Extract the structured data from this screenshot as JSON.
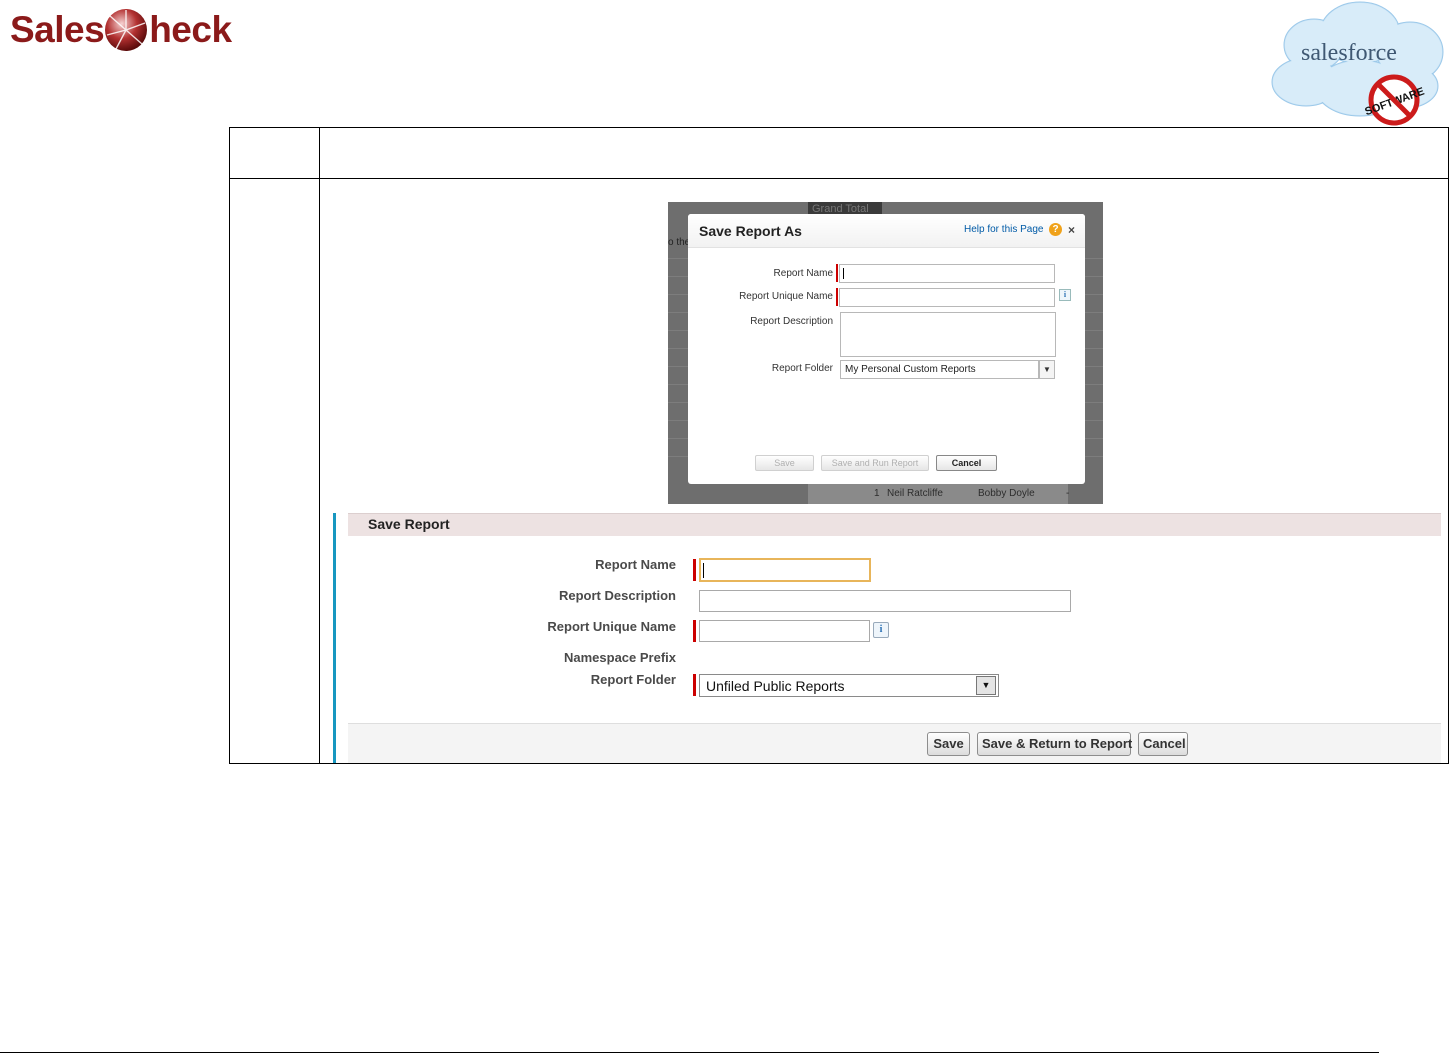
{
  "branding": {
    "left_logo_text_1": "Sales",
    "left_logo_text_2": "heck",
    "right_logo_text": "salesforce",
    "right_badge_text": "SOFTWARE"
  },
  "dialog": {
    "title": "Save Report As",
    "help_link": "Help for this Page",
    "help_icon": "?",
    "close": "×",
    "fields": {
      "report_name_label": "Report Name",
      "report_unique_name_label": "Report Unique Name",
      "report_description_label": "Report Description",
      "report_folder_label": "Report Folder",
      "report_folder_value": "My Personal Custom Reports"
    },
    "info_icon": "i",
    "buttons": {
      "save": "Save",
      "save_and_run": "Save and Run Report",
      "cancel": "Cancel"
    },
    "background": {
      "grand_total": "Grand Total",
      "the_text": "o the",
      "row_number": "1",
      "row_name_1": "Neil Ratcliffe",
      "row_name_2": "Bobby Doyle",
      "row_dash": "-"
    }
  },
  "save_form": {
    "title": "Save Report",
    "labels": {
      "report_name": "Report Name",
      "report_description": "Report Description",
      "report_unique_name": "Report Unique Name",
      "namespace_prefix": "Namespace Prefix",
      "report_folder": "Report Folder"
    },
    "report_folder_value": "Unfiled Public Reports",
    "info_icon": "i",
    "buttons": {
      "save": "Save",
      "save_return": "Save & Return to Report",
      "cancel": "Cancel"
    }
  },
  "colors": {
    "brand_red": "#8b1a1a",
    "required_marker": "#cc0000",
    "accent_blue": "#1797c0",
    "form_title_bg": "#ede2e2"
  }
}
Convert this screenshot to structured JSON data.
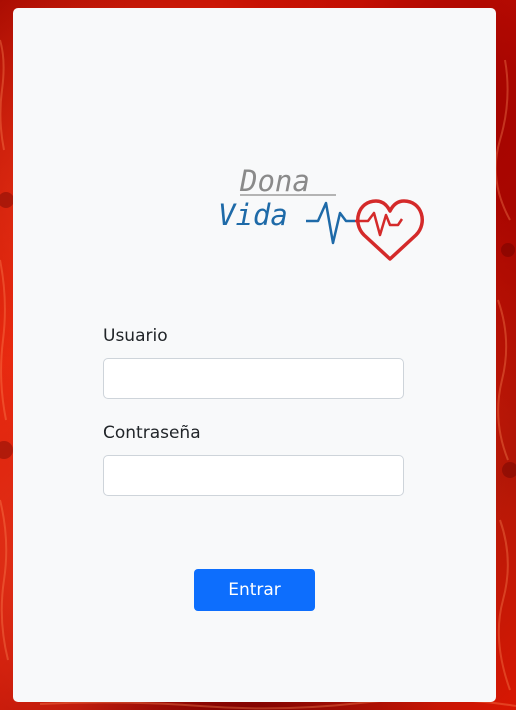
{
  "logo": {
    "line1": "Dona",
    "line2": "Vida",
    "colors": {
      "line1": "#8a8a8a",
      "line2": "#1e6aa8",
      "heart": "#d42a2a"
    }
  },
  "form": {
    "username_label": "Usuario",
    "username_value": "",
    "password_label": "Contraseña",
    "password_value": "",
    "submit_label": "Entrar"
  },
  "theme": {
    "accent": "#0d6efd",
    "card_bg": "#f8f9fa",
    "background": "#c40d00"
  }
}
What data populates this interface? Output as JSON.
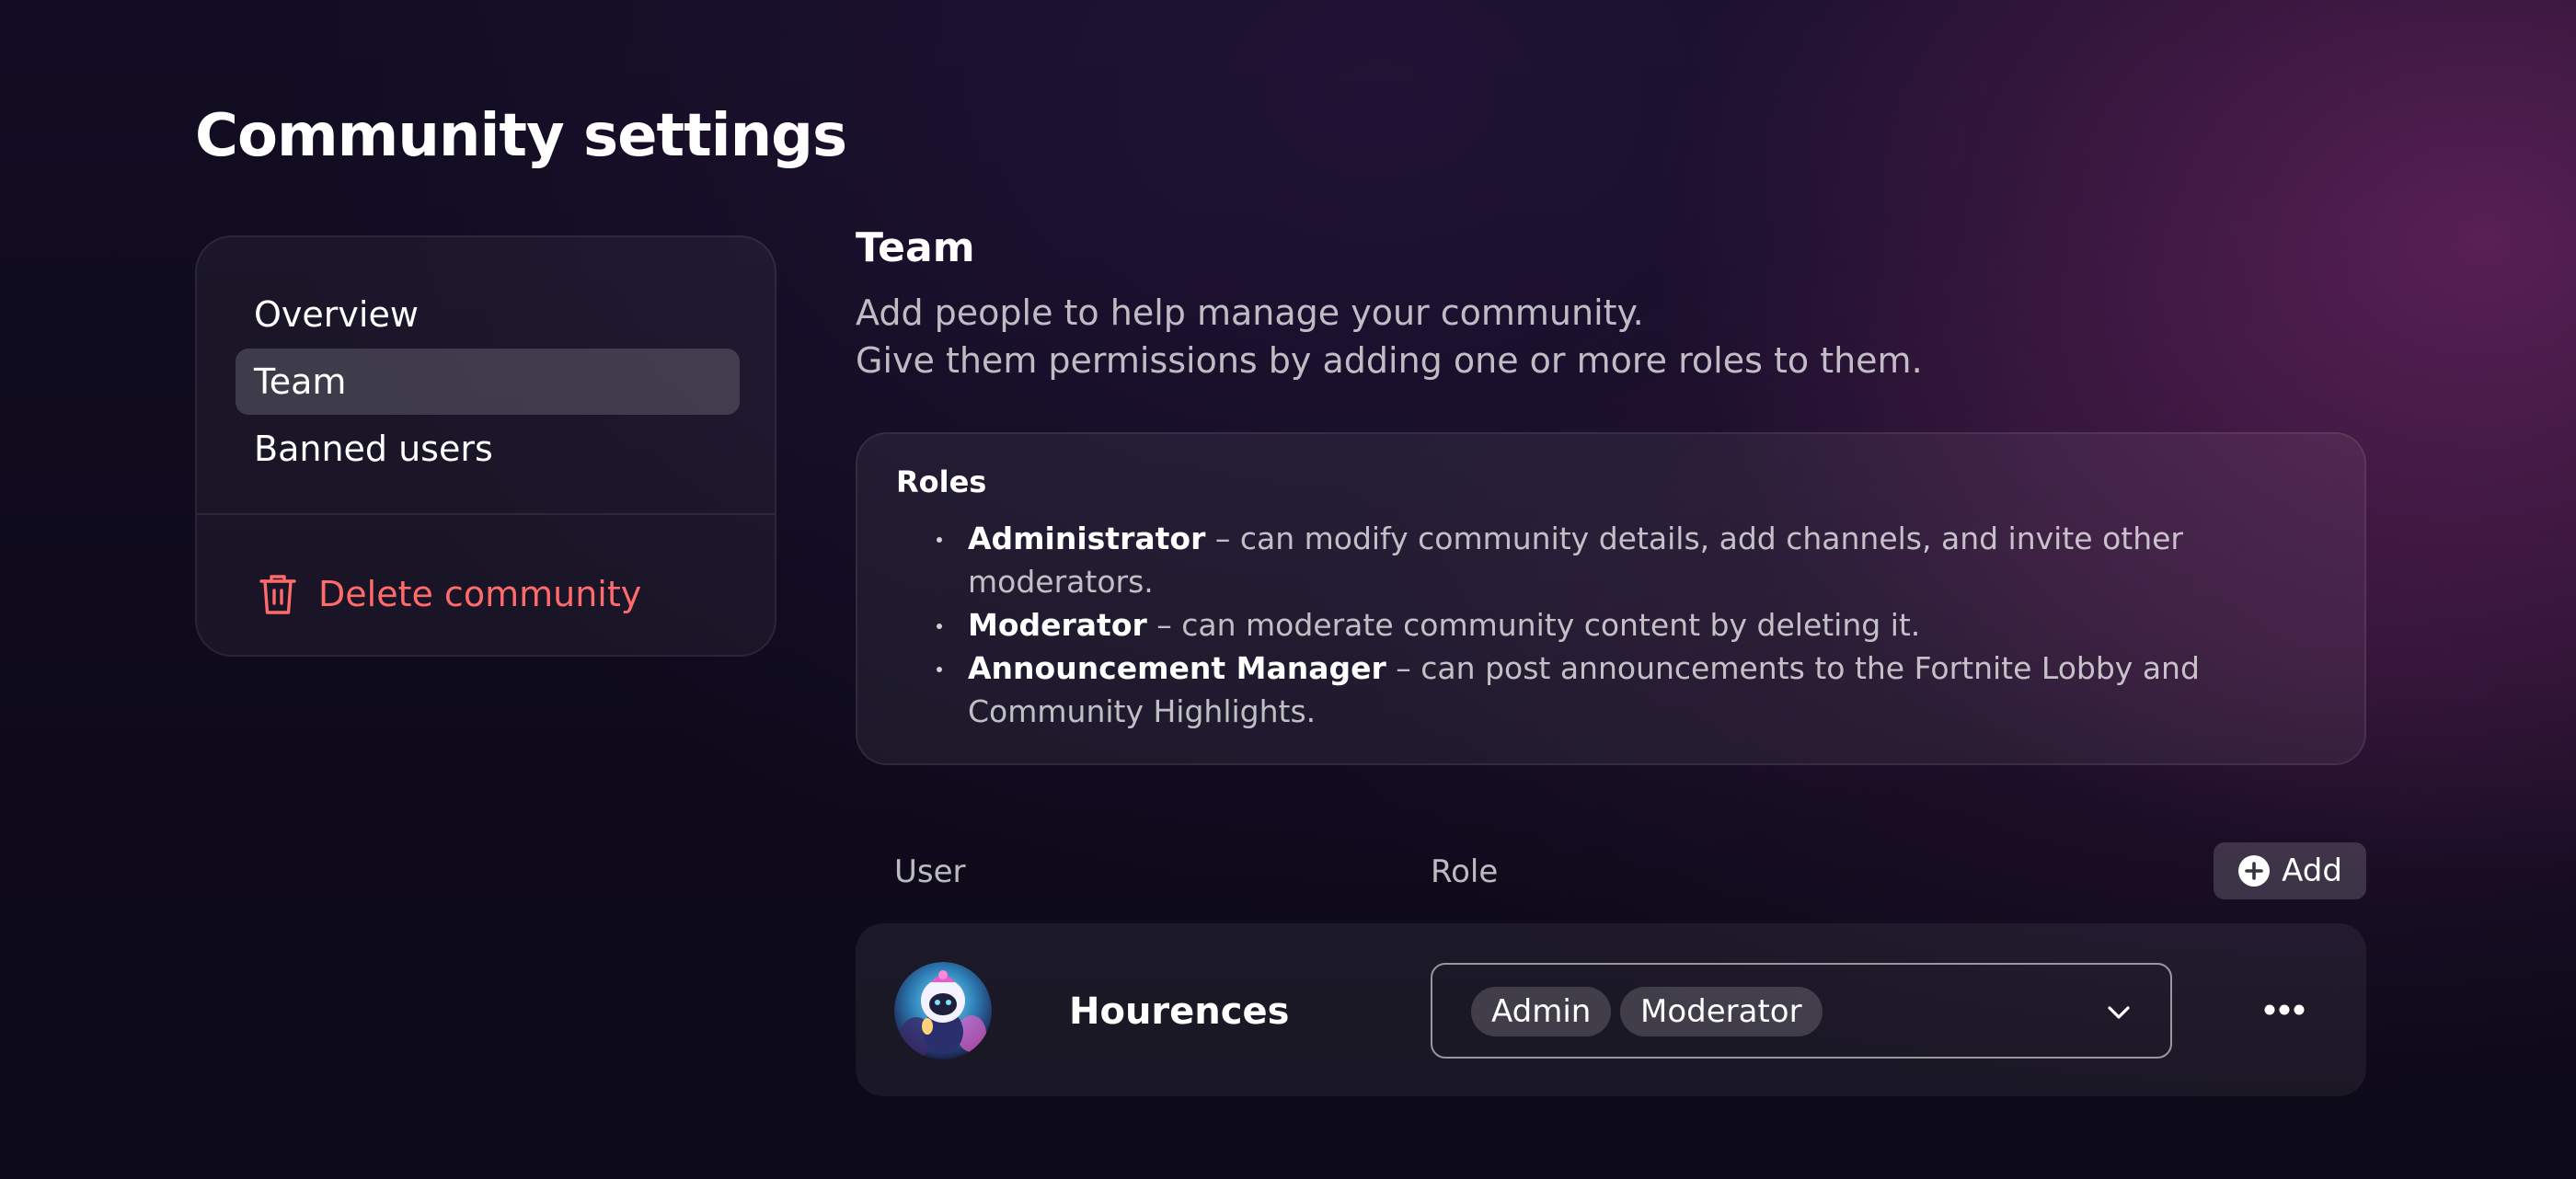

> **REQUIRED TASK**
Print once more, exactly, the lines from the one with "Convert this screenshot" through the last line of the data, both ends included, without any pictures.

> **CORRECT RESULT**
Convert this screenshot to structured JSON data.
{
  "logo": {
    "line1": "Dona",
    "line2": "Vida",
    "colors": {
      "line1": "#8a8a8a",
      "line2": "#1e6aa8",
      "heart": "#d42a2a"
    }
  },
  "form": {
    "username_label": "Usuario",
    "username_value": "",
    "password_label": "Contraseña",
    "password_value": "",
    "submit_label": "Entrar"
  },
  "theme": {
    "accent": "#0d6efd",
    "card_bg": "#f8f9fa",
    "background": "#c40d00"
  }
}
What data populates this interface? Output as JSON.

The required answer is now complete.